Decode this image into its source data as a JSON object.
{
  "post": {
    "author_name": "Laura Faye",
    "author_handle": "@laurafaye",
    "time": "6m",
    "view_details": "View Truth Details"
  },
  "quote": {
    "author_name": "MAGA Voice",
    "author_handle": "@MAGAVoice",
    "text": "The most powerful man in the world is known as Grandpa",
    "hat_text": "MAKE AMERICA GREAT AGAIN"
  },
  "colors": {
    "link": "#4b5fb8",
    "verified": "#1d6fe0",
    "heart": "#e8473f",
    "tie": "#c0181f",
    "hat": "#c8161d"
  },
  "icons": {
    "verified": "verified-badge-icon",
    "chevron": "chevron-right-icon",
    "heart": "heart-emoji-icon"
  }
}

....................

[What the exercise asks]:
Repeat each of the entries above precisely as given.

[The solution]:
Decode this image into its source data as a JSON object.
{
  "post": {
    "author_name": "Laura Faye",
    "author_handle": "@laurafaye",
    "time": "6m",
    "view_details": "View Truth Details"
  },
  "quote": {
    "author_name": "MAGA Voice",
    "author_handle": "@MAGAVoice",
    "text": "The most powerful man in the world is known as Grandpa",
    "hat_text": "MAKE AMERICA GREAT AGAIN"
  },
  "colors": {
    "link": "#4b5fb8",
    "verified": "#1d6fe0",
    "heart": "#e8473f",
    "tie": "#c0181f",
    "hat": "#c8161d"
  },
  "icons": {
    "verified": "verified-badge-icon",
    "chevron": "chevron-right-icon",
    "heart": "heart-emoji-icon"
  }
}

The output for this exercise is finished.